Rewrite all the records below with every "event-bolt-icon" swapped for "lightning-icon", leaving everything else the same.

PROVIDED DATA
..............................
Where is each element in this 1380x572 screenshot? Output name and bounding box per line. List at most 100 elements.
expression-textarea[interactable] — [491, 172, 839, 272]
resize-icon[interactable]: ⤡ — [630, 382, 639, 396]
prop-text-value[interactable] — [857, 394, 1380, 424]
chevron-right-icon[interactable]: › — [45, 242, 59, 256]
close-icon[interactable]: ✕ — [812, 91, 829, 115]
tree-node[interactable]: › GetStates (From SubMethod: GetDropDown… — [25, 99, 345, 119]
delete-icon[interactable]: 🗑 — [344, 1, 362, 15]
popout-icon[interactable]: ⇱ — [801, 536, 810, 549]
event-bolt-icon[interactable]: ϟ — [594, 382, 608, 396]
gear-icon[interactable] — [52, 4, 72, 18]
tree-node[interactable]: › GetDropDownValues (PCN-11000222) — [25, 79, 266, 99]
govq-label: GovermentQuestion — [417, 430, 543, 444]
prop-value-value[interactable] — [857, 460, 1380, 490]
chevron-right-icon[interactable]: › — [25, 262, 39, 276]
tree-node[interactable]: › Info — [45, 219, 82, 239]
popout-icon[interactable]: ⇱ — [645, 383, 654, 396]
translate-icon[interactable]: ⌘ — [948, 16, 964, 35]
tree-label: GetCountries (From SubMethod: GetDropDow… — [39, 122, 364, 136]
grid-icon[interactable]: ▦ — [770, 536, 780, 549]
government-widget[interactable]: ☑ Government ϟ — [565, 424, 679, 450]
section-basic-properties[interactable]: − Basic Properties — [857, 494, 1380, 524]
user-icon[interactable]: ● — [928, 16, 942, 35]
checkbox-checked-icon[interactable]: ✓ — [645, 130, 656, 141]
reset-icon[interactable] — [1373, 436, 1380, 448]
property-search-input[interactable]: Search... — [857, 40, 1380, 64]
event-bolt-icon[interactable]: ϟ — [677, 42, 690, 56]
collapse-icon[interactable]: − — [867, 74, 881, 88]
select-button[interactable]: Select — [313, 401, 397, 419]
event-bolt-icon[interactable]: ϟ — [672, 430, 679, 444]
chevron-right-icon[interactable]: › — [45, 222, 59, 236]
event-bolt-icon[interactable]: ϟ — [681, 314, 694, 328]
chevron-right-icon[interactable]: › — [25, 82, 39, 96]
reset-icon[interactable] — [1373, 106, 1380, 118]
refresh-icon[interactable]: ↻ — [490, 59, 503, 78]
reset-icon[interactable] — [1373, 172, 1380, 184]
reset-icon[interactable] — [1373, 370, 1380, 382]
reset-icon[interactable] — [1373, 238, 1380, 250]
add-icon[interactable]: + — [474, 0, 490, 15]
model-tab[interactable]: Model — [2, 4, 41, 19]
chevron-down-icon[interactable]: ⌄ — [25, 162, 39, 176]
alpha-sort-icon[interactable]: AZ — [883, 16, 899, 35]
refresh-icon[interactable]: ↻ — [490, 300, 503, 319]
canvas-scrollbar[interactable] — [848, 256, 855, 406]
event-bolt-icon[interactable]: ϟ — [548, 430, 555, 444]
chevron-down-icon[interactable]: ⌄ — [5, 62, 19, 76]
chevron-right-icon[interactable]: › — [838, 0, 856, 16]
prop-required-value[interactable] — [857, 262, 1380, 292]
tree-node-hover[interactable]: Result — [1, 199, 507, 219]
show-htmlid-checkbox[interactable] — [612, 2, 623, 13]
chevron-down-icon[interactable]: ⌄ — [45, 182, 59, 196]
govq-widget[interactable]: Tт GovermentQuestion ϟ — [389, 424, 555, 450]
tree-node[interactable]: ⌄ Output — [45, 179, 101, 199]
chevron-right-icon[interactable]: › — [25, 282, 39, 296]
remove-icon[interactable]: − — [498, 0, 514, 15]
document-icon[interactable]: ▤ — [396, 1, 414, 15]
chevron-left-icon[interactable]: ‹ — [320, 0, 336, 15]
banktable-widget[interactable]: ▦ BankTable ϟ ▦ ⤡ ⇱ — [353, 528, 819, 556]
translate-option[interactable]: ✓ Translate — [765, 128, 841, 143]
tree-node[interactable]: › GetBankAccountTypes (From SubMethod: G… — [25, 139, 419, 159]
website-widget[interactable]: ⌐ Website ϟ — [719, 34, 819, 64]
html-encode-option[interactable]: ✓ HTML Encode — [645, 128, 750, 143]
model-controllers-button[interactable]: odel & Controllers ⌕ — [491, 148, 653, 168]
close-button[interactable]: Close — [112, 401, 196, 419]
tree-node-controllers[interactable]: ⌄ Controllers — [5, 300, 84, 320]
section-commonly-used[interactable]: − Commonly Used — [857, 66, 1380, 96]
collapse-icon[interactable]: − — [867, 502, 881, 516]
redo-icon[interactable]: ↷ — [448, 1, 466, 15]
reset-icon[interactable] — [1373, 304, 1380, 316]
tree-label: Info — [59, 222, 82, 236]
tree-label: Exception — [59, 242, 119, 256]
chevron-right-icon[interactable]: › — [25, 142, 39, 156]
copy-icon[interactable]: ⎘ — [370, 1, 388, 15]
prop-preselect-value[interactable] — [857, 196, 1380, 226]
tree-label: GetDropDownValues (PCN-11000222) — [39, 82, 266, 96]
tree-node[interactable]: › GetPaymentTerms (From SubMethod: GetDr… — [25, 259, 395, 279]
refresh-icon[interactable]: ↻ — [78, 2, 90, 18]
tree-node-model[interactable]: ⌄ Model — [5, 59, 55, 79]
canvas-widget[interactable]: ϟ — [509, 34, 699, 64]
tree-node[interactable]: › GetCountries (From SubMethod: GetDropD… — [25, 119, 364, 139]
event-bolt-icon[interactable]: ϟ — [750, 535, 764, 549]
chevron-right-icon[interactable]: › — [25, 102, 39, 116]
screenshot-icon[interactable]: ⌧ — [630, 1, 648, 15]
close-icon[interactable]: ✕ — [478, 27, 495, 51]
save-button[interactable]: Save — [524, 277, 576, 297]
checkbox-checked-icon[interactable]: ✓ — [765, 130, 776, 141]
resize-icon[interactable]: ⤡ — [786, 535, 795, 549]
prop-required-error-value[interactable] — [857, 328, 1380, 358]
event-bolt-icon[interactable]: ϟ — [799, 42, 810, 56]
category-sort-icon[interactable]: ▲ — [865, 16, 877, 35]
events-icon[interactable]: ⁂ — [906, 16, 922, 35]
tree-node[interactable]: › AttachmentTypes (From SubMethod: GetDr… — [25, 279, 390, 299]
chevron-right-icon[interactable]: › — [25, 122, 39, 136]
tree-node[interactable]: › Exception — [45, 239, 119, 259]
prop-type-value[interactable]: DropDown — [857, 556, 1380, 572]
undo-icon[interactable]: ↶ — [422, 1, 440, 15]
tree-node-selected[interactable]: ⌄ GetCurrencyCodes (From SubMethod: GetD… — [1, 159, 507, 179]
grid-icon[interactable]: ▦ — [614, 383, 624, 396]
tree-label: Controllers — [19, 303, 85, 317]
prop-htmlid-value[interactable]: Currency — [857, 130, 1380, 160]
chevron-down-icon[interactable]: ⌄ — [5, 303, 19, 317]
..............................
SOLUTION TO THIS PROBLEM
Where is each element in this 1380x572 screenshot? Output name and bounding box per line. List at most 100 elements.
expression-textarea[interactable] — [491, 172, 839, 272]
resize-icon[interactable]: ⤡ — [630, 382, 639, 396]
prop-text-value[interactable] — [857, 394, 1380, 424]
chevron-right-icon[interactable]: › — [45, 242, 59, 256]
close-icon[interactable]: ✕ — [812, 91, 829, 115]
tree-node[interactable]: › GetStates (From SubMethod: GetDropDown… — [25, 99, 345, 119]
delete-icon[interactable]: 🗑 — [344, 1, 362, 15]
popout-icon[interactable]: ⇱ — [801, 536, 810, 549]
lightning-icon[interactable]: ϟ — [594, 382, 608, 396]
gear-icon[interactable] — [52, 4, 72, 18]
tree-node[interactable]: › GetDropDownValues (PCN-11000222) — [25, 79, 266, 99]
govq-label: GovermentQuestion — [417, 430, 543, 444]
prop-value-value[interactable] — [857, 460, 1380, 490]
chevron-right-icon[interactable]: › — [25, 262, 39, 276]
tree-node[interactable]: › Info — [45, 219, 82, 239]
popout-icon[interactable]: ⇱ — [645, 383, 654, 396]
translate-icon[interactable]: ⌘ — [948, 16, 964, 35]
tree-label: GetCountries (From SubMethod: GetDropDow… — [39, 122, 364, 136]
grid-icon[interactable]: ▦ — [770, 536, 780, 549]
government-widget[interactable]: ☑ Government ϟ — [565, 424, 679, 450]
section-basic-properties[interactable]: − Basic Properties — [857, 494, 1380, 524]
user-icon[interactable]: ● — [928, 16, 942, 35]
checkbox-checked-icon[interactable]: ✓ — [645, 130, 656, 141]
reset-icon[interactable] — [1373, 436, 1380, 448]
property-search-input[interactable]: Search... — [857, 40, 1380, 64]
lightning-icon[interactable]: ϟ — [677, 42, 690, 56]
collapse-icon[interactable]: − — [867, 74, 881, 88]
select-button[interactable]: Select — [313, 401, 397, 419]
lightning-icon[interactable]: ϟ — [672, 430, 679, 444]
chevron-right-icon[interactable]: › — [45, 222, 59, 236]
lightning-icon[interactable]: ϟ — [681, 314, 694, 328]
chevron-right-icon[interactable]: › — [25, 82, 39, 96]
reset-icon[interactable] — [1373, 106, 1380, 118]
refresh-icon[interactable]: ↻ — [490, 59, 503, 78]
reset-icon[interactable] — [1373, 172, 1380, 184]
reset-icon[interactable] — [1373, 370, 1380, 382]
reset-icon[interactable] — [1373, 238, 1380, 250]
add-icon[interactable]: + — [474, 0, 490, 15]
model-tab[interactable]: Model — [2, 4, 41, 19]
chevron-down-icon[interactable]: ⌄ — [25, 162, 39, 176]
alpha-sort-icon[interactable]: AZ — [883, 16, 899, 35]
refresh-icon[interactable]: ↻ — [490, 300, 503, 319]
canvas-scrollbar[interactable] — [848, 256, 855, 406]
lightning-icon[interactable]: ϟ — [548, 430, 555, 444]
chevron-down-icon[interactable]: ⌄ — [5, 62, 19, 76]
chevron-right-icon[interactable]: › — [838, 0, 856, 16]
prop-required-value[interactable] — [857, 262, 1380, 292]
tree-node-hover[interactable]: Result — [1, 199, 507, 219]
show-htmlid-checkbox[interactable] — [612, 2, 623, 13]
chevron-down-icon[interactable]: ⌄ — [45, 182, 59, 196]
govq-widget[interactable]: Tт GovermentQuestion ϟ — [389, 424, 555, 450]
tree-node[interactable]: ⌄ Output — [45, 179, 101, 199]
chevron-right-icon[interactable]: › — [25, 282, 39, 296]
remove-icon[interactable]: − — [498, 0, 514, 15]
document-icon[interactable]: ▤ — [396, 1, 414, 15]
chevron-left-icon[interactable]: ‹ — [320, 0, 336, 15]
banktable-widget[interactable]: ▦ BankTable ϟ ▦ ⤡ ⇱ — [353, 528, 819, 556]
translate-option[interactable]: ✓ Translate — [765, 128, 841, 143]
tree-node[interactable]: › GetBankAccountTypes (From SubMethod: G… — [25, 139, 419, 159]
website-widget[interactable]: ⌐ Website ϟ — [719, 34, 819, 64]
html-encode-option[interactable]: ✓ HTML Encode — [645, 128, 750, 143]
model-controllers-button[interactable]: odel & Controllers ⌕ — [491, 148, 653, 168]
close-button[interactable]: Close — [112, 401, 196, 419]
tree-node-controllers[interactable]: ⌄ Controllers — [5, 300, 84, 320]
section-commonly-used[interactable]: − Commonly Used — [857, 66, 1380, 96]
collapse-icon[interactable]: − — [867, 502, 881, 516]
redo-icon[interactable]: ↷ — [448, 1, 466, 15]
reset-icon[interactable] — [1373, 304, 1380, 316]
tree-label: Info — [59, 222, 82, 236]
tree-label: Exception — [59, 242, 119, 256]
chevron-right-icon[interactable]: › — [25, 142, 39, 156]
copy-icon[interactable]: ⎘ — [370, 1, 388, 15]
prop-preselect-value[interactable] — [857, 196, 1380, 226]
tree-label: GetDropDownValues (PCN-11000222) — [39, 82, 266, 96]
tree-node[interactable]: › GetPaymentTerms (From SubMethod: GetDr… — [25, 259, 395, 279]
refresh-icon[interactable]: ↻ — [78, 2, 90, 18]
tree-node-model[interactable]: ⌄ Model — [5, 59, 55, 79]
canvas-widget[interactable]: ϟ — [509, 34, 699, 64]
tree-node[interactable]: › GetCountries (From SubMethod: GetDropD… — [25, 119, 364, 139]
lightning-icon[interactable]: ϟ — [750, 535, 764, 549]
chevron-right-icon[interactable]: › — [25, 102, 39, 116]
screenshot-icon[interactable]: ⌧ — [630, 1, 648, 15]
close-icon[interactable]: ✕ — [478, 27, 495, 51]
save-button[interactable]: Save — [524, 277, 576, 297]
checkbox-checked-icon[interactable]: ✓ — [765, 130, 776, 141]
resize-icon[interactable]: ⤡ — [786, 535, 795, 549]
prop-required-error-value[interactable] — [857, 328, 1380, 358]
lightning-icon[interactable]: ϟ — [799, 42, 810, 56]
category-sort-icon[interactable]: ▲ — [865, 16, 877, 35]
events-icon[interactable]: ⁂ — [906, 16, 922, 35]
tree-node[interactable]: › AttachmentTypes (From SubMethod: GetDr… — [25, 279, 390, 299]
chevron-right-icon[interactable]: › — [25, 122, 39, 136]
tree-node[interactable]: › Exception — [45, 239, 119, 259]
prop-type-value[interactable]: DropDown — [857, 556, 1380, 572]
undo-icon[interactable]: ↶ — [422, 1, 440, 15]
tree-node-selected[interactable]: ⌄ GetCurrencyCodes (From SubMethod: GetD… — [1, 159, 507, 179]
grid-icon[interactable]: ▦ — [614, 383, 624, 396]
tree-label: Controllers — [19, 303, 85, 317]
prop-htmlid-value[interactable]: Currency — [857, 130, 1380, 160]
chevron-down-icon[interactable]: ⌄ — [5, 303, 19, 317]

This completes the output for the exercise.